# EXERCISE PROMPT:
Copy each line of the data below with the word "Пижма".

# GIVEN DATA:
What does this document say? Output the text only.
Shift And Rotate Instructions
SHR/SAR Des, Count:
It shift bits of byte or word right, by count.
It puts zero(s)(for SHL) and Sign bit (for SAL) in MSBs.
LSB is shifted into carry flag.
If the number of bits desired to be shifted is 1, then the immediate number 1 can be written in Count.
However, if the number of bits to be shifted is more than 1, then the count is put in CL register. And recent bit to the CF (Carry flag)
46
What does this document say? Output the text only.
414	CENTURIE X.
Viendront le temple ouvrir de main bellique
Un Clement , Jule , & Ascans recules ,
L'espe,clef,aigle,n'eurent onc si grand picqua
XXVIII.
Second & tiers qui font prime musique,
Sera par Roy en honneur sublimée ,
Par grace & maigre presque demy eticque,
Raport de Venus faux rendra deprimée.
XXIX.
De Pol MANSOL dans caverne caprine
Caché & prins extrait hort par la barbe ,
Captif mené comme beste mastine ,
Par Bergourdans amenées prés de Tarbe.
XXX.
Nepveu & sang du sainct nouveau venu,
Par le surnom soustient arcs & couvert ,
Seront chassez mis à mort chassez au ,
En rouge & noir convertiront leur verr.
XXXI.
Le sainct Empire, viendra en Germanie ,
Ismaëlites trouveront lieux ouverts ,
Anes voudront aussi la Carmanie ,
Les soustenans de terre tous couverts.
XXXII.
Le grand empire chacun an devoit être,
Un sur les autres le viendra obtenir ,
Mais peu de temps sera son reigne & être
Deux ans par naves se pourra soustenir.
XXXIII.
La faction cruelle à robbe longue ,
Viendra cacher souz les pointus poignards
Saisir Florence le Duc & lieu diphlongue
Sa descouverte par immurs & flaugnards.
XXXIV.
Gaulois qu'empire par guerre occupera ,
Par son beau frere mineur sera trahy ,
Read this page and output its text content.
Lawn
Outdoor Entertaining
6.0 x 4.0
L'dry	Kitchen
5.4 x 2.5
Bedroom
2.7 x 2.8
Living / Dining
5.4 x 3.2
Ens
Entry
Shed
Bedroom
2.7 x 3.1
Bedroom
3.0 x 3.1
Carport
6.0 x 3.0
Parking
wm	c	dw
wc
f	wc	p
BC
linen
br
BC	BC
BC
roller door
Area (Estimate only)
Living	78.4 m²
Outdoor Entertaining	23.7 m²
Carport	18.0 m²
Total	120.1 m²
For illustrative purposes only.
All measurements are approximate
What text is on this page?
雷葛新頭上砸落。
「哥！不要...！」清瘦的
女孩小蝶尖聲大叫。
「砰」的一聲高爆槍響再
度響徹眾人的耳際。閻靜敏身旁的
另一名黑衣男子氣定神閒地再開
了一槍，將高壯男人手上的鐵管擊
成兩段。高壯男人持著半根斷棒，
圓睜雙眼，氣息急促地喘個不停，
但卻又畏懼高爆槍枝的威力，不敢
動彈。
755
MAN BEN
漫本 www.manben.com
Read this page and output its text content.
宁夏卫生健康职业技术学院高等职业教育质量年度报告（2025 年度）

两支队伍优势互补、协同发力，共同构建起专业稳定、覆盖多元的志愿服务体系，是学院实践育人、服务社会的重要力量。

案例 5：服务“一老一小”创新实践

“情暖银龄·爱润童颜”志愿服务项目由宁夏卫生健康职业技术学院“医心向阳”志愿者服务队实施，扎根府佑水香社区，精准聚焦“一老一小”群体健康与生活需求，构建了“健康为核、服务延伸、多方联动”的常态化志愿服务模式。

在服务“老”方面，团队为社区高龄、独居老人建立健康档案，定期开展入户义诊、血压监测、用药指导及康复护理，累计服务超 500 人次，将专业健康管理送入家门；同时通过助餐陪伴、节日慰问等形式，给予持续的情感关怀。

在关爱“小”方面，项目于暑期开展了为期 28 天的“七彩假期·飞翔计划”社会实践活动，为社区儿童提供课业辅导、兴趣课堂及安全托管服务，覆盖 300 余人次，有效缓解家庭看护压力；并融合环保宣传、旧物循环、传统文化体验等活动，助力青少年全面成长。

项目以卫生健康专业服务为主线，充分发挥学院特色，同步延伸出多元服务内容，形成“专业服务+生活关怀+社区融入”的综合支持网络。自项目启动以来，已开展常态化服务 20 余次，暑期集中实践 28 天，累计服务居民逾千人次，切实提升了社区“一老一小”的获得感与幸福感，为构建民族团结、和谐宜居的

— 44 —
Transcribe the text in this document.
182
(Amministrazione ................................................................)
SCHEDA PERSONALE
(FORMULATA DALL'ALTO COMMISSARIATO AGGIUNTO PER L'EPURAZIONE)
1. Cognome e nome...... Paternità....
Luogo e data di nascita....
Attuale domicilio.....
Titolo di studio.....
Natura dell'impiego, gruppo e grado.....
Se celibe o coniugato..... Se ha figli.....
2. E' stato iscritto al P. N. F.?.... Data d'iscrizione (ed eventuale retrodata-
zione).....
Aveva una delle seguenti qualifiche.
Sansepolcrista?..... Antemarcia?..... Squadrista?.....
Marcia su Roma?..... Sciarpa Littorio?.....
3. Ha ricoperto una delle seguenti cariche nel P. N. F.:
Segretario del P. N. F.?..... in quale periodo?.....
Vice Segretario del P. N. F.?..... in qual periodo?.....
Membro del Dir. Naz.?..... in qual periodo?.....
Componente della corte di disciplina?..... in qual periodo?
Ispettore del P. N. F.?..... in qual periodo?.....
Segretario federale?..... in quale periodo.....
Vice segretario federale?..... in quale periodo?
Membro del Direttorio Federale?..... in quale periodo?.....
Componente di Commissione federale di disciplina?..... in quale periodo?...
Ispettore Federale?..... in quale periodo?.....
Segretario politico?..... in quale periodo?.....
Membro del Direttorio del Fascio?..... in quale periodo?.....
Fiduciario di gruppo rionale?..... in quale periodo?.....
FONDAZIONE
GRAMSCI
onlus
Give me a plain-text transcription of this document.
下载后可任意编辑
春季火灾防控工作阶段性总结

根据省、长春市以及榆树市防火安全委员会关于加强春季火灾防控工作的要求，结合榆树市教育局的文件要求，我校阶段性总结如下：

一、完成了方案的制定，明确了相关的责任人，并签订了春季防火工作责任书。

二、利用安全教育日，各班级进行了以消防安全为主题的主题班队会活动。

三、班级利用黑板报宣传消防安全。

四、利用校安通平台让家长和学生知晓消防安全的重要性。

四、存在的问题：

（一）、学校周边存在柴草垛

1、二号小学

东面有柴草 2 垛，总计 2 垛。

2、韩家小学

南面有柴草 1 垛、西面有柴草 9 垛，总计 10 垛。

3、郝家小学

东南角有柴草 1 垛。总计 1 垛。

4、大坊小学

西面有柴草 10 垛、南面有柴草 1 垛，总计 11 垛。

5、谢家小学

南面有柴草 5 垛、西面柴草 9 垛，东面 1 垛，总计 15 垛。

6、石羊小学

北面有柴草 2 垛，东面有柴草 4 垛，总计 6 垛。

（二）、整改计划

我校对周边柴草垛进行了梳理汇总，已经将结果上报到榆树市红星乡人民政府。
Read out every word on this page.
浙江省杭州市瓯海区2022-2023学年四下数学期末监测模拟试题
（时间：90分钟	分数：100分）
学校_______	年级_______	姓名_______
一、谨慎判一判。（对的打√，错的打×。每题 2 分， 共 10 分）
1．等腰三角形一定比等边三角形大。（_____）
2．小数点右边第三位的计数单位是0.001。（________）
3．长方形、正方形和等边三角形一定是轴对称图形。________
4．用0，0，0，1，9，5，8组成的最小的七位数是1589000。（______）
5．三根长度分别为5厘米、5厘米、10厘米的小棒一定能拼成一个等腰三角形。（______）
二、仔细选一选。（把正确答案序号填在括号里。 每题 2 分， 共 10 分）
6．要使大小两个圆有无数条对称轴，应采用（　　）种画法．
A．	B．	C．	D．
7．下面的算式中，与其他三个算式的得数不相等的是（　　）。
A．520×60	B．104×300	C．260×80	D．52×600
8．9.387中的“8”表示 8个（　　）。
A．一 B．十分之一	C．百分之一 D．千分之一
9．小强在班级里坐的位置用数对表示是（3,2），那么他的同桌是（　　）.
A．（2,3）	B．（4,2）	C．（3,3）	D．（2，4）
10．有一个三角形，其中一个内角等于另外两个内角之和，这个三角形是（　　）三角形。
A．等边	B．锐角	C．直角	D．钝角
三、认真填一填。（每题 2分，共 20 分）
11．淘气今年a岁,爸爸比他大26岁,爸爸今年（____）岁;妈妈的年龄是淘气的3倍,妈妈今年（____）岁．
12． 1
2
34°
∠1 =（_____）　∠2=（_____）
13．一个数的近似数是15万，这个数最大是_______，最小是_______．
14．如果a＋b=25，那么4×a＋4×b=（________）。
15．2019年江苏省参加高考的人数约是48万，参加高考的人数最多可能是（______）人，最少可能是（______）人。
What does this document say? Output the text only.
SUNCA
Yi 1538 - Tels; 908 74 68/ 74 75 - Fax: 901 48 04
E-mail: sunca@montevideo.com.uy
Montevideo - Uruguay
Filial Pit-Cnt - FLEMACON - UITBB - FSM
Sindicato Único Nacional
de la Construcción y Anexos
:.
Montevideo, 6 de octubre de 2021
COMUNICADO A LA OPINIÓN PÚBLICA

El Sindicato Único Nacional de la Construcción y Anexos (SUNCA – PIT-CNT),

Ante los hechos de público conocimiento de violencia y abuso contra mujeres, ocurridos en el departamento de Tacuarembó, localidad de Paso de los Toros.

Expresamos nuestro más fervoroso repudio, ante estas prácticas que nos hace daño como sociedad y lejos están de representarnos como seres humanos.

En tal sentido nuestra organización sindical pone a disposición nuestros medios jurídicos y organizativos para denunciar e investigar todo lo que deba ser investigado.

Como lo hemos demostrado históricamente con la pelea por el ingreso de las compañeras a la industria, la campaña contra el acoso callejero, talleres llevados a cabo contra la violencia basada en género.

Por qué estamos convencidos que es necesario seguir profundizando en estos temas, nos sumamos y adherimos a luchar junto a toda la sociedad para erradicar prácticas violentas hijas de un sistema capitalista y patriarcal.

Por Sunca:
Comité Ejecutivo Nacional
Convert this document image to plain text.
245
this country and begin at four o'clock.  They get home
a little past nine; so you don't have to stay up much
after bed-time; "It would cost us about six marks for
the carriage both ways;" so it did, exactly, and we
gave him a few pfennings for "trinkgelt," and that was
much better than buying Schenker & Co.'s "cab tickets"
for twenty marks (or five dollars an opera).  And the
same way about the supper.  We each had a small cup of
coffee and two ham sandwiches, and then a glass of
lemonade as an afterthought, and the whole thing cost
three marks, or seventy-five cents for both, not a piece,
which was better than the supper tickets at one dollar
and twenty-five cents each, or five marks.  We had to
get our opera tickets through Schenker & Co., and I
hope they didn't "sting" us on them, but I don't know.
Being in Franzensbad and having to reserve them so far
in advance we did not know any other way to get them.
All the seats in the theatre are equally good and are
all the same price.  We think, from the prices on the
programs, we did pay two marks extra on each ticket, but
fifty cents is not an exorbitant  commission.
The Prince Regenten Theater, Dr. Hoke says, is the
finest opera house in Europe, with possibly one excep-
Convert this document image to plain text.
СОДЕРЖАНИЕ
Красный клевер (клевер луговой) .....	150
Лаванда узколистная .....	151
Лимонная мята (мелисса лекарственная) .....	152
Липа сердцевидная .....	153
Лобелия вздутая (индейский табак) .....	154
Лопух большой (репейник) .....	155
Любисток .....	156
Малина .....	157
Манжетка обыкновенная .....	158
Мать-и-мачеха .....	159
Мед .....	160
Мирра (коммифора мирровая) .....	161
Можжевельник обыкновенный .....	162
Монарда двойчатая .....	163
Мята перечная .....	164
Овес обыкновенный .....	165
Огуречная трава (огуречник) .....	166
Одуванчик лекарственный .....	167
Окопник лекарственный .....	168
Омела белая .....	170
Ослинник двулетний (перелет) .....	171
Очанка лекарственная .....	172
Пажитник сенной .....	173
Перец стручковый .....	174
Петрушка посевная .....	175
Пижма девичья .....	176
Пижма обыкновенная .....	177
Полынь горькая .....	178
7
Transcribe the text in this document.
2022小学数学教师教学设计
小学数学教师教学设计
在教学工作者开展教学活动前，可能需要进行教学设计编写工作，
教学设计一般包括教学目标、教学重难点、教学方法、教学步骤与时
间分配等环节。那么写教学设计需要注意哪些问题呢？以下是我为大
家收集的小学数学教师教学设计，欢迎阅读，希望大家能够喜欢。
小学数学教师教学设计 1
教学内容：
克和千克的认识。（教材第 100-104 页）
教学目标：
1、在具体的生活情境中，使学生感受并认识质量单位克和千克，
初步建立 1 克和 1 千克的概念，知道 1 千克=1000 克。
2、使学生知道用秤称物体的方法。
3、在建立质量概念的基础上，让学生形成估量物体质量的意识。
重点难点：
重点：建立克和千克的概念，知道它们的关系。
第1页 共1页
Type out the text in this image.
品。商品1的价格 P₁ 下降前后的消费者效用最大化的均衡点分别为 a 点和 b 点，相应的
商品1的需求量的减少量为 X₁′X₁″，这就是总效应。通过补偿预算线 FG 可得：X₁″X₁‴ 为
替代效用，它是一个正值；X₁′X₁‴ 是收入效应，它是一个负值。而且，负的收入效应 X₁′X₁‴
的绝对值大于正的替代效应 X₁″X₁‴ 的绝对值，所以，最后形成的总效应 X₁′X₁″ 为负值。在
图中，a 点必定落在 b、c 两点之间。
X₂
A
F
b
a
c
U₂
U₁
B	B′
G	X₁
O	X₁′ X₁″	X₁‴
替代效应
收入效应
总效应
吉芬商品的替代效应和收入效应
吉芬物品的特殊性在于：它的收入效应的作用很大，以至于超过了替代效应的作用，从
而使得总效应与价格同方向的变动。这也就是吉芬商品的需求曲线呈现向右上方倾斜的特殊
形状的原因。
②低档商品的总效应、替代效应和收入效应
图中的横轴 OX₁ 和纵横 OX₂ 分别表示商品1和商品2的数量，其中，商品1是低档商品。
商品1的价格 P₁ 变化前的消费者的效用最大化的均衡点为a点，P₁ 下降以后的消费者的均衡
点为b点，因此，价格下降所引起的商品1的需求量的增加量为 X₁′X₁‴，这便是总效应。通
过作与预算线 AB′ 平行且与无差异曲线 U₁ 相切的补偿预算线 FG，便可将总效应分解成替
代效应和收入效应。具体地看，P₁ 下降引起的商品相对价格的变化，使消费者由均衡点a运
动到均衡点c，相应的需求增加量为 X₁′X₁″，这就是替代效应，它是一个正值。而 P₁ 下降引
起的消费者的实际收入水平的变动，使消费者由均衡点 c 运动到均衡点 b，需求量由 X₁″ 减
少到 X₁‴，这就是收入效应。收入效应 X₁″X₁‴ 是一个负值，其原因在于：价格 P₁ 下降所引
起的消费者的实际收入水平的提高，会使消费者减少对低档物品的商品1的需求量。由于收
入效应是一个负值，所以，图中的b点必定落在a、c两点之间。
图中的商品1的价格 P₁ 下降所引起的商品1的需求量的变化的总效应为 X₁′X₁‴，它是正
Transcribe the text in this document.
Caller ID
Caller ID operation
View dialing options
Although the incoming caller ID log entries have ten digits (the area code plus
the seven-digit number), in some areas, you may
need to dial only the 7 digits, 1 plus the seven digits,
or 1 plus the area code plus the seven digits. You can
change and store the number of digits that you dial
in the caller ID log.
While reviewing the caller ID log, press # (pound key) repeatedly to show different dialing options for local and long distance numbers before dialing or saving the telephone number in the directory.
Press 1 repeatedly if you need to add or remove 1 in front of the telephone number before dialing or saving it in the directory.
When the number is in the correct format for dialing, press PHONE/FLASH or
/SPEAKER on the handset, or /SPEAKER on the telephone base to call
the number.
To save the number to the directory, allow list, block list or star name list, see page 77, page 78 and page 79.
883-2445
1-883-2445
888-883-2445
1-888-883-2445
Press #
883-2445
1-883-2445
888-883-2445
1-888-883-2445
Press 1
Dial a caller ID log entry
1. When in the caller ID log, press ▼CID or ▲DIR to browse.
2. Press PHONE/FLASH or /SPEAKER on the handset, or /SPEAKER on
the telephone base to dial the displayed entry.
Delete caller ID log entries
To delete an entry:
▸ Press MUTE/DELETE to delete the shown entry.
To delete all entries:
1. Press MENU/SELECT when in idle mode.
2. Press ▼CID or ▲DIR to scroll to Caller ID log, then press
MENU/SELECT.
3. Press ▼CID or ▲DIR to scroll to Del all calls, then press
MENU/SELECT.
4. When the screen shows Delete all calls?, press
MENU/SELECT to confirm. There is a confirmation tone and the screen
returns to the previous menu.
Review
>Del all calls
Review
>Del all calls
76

# TASK SOLUTION:
Пижма девичья .....	176
Пижма обыкновенная .....	177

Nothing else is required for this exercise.